* Objective *
Copy out all lines of the records in which the word "benchmark" appears.

* Record excerpts *
↓↓↓

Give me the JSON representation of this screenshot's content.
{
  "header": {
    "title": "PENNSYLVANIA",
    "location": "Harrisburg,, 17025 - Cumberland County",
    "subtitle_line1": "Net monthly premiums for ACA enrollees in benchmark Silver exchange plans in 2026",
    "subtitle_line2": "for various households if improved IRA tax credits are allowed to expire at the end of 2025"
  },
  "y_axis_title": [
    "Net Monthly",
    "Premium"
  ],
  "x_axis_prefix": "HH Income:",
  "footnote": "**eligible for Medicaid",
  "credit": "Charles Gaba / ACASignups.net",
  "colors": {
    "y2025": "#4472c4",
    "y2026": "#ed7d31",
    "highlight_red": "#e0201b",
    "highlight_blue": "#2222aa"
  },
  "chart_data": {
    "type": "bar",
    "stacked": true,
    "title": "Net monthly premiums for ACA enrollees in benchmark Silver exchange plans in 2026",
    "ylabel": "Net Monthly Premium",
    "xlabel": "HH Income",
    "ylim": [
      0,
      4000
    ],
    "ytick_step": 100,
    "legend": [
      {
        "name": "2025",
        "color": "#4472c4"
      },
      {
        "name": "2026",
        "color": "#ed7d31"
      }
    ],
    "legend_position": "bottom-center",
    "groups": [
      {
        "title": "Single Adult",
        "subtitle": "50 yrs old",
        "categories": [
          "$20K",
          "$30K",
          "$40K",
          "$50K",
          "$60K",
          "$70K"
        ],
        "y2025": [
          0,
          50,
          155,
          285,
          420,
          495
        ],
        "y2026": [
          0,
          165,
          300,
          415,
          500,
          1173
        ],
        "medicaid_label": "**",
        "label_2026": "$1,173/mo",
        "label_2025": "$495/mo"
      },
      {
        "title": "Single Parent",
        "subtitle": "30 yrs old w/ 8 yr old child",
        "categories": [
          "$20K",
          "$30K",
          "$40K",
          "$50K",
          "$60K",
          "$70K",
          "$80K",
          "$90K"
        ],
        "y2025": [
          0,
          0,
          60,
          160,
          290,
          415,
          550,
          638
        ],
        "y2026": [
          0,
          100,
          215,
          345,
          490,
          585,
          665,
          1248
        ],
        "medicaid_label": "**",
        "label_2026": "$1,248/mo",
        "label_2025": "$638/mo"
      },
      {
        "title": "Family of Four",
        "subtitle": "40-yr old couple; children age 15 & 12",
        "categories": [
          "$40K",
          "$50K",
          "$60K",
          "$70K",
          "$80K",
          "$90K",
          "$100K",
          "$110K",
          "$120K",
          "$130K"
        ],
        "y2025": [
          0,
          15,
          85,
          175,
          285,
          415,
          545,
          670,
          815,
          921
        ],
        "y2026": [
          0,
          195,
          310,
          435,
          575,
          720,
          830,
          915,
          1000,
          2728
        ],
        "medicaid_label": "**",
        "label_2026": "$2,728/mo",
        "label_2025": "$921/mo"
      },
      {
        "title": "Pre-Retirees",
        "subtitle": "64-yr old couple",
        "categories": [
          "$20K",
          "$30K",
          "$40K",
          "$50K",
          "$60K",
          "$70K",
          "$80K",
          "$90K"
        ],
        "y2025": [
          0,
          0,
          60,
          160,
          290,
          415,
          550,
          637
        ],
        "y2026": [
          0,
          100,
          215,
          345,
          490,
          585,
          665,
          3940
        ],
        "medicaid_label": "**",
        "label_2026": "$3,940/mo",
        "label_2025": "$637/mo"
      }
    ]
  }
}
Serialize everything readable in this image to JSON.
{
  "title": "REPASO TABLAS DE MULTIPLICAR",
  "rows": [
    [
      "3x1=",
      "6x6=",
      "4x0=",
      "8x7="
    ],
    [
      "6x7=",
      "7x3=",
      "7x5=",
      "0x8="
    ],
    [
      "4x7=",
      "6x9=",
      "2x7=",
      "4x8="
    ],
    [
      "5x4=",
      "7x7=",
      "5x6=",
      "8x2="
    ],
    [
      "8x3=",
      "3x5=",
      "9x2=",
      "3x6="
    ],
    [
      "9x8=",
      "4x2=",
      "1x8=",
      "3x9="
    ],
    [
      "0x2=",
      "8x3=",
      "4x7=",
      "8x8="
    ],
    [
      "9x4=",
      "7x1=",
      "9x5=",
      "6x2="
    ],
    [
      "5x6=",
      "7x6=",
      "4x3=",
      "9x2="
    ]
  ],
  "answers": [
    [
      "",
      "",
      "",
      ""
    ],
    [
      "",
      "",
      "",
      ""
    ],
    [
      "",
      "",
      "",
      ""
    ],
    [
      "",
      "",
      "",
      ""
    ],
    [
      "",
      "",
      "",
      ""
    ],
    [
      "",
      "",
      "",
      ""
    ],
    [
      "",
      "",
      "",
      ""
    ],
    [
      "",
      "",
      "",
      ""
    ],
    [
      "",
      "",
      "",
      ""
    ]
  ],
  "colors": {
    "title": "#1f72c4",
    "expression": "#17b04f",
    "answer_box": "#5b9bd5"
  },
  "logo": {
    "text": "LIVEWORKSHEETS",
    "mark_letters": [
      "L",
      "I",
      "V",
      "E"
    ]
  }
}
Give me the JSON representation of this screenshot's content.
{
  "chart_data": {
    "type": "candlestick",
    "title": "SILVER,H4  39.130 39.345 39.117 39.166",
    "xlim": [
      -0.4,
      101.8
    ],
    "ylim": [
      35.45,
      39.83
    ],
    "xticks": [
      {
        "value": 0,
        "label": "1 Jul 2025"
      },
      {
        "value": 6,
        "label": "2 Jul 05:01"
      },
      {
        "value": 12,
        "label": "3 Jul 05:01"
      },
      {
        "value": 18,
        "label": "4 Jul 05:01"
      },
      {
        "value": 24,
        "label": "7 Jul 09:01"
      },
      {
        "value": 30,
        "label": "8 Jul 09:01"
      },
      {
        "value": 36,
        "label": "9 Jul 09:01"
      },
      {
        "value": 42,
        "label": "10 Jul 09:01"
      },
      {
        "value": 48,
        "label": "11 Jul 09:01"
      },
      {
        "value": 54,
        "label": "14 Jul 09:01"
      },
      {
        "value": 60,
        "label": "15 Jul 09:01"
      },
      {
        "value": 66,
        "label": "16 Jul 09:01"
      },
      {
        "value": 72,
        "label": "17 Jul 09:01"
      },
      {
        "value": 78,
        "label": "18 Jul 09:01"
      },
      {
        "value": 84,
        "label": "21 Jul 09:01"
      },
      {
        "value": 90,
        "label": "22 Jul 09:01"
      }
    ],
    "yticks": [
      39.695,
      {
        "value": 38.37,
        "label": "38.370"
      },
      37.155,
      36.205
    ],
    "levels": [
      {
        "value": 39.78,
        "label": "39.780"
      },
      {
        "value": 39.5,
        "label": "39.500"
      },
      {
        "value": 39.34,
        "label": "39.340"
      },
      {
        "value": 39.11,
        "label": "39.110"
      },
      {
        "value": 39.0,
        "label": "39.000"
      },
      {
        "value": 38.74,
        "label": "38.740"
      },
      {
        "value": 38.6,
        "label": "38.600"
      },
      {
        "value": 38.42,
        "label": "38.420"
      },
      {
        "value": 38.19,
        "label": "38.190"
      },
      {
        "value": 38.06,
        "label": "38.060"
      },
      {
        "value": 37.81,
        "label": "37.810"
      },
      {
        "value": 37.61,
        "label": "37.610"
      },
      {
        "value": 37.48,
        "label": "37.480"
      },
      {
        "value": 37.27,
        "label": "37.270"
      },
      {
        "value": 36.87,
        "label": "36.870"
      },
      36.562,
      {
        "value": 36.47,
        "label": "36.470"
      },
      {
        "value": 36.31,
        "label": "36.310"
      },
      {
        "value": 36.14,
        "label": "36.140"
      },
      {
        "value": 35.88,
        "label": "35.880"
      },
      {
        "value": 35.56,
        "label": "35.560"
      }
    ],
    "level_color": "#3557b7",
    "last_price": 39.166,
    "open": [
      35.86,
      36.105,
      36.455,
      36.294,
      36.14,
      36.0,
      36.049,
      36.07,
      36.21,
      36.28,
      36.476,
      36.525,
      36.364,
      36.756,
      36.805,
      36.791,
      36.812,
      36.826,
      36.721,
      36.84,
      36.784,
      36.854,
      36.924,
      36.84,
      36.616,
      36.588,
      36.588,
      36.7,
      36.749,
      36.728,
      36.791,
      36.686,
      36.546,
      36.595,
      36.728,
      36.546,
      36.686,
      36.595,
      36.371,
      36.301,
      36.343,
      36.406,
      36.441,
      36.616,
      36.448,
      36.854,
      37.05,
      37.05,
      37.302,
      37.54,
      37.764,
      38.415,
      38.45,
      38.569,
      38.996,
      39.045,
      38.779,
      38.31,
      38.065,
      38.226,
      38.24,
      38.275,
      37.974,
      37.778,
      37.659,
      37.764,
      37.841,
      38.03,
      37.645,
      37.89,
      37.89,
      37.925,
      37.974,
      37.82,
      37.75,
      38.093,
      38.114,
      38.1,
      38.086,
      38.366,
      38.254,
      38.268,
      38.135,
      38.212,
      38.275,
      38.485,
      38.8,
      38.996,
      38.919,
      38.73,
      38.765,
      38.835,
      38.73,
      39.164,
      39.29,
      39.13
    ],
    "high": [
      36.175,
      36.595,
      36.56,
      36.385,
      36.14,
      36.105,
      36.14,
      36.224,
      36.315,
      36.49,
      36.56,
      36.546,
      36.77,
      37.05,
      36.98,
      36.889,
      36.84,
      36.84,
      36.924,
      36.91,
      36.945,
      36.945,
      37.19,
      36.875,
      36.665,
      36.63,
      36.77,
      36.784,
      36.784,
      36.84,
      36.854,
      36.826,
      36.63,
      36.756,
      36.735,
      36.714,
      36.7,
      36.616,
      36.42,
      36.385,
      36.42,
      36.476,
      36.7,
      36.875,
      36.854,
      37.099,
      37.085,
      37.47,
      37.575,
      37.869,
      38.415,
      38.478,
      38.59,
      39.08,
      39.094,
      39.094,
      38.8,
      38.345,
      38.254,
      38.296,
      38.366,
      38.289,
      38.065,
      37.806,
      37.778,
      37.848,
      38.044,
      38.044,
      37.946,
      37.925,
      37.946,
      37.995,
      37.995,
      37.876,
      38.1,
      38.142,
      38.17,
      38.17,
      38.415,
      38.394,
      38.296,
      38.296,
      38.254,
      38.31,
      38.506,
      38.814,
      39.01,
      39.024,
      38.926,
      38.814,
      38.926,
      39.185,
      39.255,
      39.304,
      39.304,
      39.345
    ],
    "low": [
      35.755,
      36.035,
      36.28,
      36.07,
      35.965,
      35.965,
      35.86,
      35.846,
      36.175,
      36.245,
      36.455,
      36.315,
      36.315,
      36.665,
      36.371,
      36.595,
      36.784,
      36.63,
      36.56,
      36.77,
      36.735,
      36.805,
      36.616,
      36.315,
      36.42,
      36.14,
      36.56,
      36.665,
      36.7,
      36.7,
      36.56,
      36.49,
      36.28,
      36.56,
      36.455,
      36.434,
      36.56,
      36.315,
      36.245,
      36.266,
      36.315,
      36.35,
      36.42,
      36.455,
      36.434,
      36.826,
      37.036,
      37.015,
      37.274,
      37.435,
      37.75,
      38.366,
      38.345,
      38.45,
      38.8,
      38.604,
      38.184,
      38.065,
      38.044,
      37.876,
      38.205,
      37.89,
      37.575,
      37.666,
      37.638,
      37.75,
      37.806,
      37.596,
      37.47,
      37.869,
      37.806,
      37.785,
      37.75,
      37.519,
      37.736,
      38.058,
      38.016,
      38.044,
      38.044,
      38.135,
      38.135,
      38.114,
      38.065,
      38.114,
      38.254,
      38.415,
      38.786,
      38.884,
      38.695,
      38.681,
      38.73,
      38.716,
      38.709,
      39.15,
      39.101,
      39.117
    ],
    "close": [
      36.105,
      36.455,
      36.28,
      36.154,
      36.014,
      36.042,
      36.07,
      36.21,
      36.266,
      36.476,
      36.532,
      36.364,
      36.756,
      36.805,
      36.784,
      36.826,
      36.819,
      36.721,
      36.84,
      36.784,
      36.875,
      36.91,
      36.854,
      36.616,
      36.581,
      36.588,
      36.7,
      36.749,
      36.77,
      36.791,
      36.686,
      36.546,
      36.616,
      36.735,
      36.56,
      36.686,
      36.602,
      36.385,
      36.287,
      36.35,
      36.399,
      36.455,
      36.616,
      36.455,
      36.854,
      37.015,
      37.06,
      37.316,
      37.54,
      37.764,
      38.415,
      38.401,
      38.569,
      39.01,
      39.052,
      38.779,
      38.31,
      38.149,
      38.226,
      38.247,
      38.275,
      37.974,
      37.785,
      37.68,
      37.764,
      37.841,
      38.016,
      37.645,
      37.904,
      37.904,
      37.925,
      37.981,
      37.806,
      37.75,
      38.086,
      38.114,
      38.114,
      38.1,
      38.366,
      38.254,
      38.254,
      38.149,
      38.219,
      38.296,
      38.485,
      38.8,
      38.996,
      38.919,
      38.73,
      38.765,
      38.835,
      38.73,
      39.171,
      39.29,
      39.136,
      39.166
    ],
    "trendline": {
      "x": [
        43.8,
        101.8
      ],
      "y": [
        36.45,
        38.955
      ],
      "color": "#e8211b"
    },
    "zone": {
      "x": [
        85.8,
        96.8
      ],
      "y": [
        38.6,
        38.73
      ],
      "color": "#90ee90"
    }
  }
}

↑↑↑

* The reply *
    "subtitle_line1": "Net monthly premiums for ACA enrollees in benchmark Silver exchange plans in 2026",
    "title": "Net monthly premiums for ACA enrollees in benchmark Silver exchange plans in 2026",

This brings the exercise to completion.